_Records for the exercise_
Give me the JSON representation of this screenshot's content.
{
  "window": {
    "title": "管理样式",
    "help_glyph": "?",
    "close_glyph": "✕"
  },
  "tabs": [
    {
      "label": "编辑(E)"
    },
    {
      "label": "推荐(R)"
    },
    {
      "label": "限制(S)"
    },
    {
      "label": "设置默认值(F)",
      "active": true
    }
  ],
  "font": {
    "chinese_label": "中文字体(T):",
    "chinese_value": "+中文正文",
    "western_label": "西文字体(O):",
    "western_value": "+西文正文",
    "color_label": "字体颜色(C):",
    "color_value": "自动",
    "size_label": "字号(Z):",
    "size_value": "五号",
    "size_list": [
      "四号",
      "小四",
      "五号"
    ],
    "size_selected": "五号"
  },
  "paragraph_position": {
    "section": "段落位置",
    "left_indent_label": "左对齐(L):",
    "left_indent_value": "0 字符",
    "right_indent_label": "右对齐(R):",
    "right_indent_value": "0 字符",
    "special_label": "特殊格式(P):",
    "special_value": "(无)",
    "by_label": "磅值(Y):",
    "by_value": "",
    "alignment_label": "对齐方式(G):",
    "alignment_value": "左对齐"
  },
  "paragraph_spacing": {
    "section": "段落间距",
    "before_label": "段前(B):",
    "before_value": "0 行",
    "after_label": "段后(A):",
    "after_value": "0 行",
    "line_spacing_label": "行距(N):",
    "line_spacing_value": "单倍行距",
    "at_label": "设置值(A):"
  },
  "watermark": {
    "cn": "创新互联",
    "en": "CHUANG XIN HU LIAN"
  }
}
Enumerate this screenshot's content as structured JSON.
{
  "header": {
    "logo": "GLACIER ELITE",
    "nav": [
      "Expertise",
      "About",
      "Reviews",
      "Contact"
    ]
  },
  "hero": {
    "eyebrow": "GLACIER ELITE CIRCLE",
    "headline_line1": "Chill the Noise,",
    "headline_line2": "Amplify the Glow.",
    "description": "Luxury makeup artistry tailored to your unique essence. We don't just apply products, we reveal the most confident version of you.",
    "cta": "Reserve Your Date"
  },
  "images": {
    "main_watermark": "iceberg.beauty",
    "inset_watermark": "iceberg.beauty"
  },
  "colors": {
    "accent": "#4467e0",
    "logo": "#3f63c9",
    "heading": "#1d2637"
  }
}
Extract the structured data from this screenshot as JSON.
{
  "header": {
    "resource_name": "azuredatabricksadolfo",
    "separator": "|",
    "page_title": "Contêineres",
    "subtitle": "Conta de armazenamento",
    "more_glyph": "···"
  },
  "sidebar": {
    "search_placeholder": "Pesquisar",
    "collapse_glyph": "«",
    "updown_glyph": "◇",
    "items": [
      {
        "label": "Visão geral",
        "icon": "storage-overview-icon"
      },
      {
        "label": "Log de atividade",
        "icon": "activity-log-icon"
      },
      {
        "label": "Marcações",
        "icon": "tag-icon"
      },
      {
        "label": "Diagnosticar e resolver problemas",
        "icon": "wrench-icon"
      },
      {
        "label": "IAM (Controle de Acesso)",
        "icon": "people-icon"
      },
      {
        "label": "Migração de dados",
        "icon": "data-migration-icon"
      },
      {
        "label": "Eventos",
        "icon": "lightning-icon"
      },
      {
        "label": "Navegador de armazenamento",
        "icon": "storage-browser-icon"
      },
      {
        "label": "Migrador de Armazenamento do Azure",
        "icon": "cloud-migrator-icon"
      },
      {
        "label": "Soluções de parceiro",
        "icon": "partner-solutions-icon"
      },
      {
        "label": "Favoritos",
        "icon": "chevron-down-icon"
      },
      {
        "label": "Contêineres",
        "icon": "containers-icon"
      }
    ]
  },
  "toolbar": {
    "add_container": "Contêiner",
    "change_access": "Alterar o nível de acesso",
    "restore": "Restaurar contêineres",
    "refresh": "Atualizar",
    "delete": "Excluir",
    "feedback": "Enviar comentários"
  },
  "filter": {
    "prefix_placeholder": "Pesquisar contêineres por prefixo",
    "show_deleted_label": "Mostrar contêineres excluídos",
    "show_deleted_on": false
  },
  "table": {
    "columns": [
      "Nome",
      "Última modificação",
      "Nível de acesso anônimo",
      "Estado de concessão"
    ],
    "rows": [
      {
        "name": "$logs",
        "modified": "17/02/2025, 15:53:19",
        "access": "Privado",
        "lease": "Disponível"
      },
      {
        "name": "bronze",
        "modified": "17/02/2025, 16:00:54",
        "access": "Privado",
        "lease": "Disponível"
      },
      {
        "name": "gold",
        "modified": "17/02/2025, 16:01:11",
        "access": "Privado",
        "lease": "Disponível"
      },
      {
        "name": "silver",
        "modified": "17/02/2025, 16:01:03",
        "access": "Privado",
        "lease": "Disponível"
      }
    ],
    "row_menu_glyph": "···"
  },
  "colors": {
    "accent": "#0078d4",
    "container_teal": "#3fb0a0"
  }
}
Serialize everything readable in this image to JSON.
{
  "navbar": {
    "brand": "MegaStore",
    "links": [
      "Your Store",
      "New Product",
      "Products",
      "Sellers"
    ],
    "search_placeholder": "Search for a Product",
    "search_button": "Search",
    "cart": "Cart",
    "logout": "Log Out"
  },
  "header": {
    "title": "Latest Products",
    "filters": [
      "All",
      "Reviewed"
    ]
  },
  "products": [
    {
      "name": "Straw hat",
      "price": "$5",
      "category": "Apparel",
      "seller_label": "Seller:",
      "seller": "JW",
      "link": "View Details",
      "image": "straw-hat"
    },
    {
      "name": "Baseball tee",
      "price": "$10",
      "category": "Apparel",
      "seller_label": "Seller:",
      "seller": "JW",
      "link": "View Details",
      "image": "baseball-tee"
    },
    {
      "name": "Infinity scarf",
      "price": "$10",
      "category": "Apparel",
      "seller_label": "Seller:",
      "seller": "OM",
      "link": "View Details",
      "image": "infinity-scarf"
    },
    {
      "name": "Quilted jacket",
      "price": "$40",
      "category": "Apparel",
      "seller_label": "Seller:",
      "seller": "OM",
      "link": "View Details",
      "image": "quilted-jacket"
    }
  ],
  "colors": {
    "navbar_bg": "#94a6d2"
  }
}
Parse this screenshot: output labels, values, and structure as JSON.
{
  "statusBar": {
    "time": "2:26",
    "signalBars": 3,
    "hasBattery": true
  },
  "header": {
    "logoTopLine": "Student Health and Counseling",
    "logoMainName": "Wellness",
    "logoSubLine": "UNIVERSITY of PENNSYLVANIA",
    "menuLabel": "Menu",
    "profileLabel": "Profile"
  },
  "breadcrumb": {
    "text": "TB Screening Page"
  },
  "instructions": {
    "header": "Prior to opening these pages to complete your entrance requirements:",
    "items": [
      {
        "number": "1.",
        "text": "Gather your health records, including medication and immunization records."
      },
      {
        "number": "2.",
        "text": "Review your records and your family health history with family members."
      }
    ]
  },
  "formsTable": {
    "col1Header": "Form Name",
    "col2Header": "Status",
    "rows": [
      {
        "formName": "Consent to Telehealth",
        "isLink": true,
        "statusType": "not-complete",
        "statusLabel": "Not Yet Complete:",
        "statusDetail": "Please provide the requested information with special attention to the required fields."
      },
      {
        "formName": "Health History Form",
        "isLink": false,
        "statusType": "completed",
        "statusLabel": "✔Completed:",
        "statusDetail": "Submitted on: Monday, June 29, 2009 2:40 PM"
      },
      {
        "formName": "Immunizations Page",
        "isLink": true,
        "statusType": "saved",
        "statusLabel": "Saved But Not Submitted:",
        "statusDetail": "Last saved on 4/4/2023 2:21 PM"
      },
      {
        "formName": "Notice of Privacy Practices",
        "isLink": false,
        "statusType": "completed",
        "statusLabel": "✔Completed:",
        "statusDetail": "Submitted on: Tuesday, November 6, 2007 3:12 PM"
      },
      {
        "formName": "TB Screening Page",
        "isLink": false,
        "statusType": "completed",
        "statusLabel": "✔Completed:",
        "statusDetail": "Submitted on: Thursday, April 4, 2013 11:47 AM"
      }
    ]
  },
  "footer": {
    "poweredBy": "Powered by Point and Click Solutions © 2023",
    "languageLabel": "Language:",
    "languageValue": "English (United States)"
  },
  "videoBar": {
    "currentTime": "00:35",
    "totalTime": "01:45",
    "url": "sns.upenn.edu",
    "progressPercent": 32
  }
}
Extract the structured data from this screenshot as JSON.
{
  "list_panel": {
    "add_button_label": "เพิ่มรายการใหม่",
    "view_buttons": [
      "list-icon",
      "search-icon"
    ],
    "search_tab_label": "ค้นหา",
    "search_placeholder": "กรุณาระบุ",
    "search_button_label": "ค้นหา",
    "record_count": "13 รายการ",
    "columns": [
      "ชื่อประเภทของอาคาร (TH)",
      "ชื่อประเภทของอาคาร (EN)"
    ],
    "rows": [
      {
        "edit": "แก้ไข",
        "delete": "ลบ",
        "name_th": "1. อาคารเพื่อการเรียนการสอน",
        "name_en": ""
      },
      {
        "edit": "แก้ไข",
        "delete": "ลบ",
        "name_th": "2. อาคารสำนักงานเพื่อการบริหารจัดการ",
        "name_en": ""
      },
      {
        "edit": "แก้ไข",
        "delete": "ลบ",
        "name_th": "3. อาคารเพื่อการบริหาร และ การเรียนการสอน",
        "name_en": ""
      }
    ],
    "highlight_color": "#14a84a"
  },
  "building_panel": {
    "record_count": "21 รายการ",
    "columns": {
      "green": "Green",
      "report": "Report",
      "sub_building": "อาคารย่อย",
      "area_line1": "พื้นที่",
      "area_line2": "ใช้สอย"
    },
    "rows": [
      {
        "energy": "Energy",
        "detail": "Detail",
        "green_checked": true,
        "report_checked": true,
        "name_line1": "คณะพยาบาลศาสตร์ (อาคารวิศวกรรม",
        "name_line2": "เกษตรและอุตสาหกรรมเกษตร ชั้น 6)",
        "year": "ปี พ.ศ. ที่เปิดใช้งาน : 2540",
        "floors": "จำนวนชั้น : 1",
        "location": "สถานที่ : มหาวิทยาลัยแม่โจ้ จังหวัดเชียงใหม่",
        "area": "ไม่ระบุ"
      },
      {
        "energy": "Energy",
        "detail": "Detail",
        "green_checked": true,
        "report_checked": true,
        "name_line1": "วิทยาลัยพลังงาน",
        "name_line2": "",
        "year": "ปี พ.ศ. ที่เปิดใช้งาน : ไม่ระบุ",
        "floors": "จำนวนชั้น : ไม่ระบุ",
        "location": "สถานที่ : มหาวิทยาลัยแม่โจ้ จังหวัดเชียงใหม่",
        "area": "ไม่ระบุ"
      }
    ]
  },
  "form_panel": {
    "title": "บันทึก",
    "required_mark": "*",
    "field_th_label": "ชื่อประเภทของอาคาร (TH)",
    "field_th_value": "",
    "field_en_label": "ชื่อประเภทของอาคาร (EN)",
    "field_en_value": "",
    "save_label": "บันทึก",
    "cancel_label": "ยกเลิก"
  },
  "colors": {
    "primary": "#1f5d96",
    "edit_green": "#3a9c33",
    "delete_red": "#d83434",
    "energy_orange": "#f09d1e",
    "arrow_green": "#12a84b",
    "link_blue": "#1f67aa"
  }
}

_To do_
Using the records above, find and show each line with the string "this".

_Exercise response_
Give me the JSON representation of this screenshot's content.
Enumerate this screenshot's content as structured JSON.
Extract the structured data from this screenshot as JSON.
Serialize everything readable in this image to JSON.
Parse this screenshot: output labels, values, and structure as JSON.
Extract the structured data from this screenshot as JSON.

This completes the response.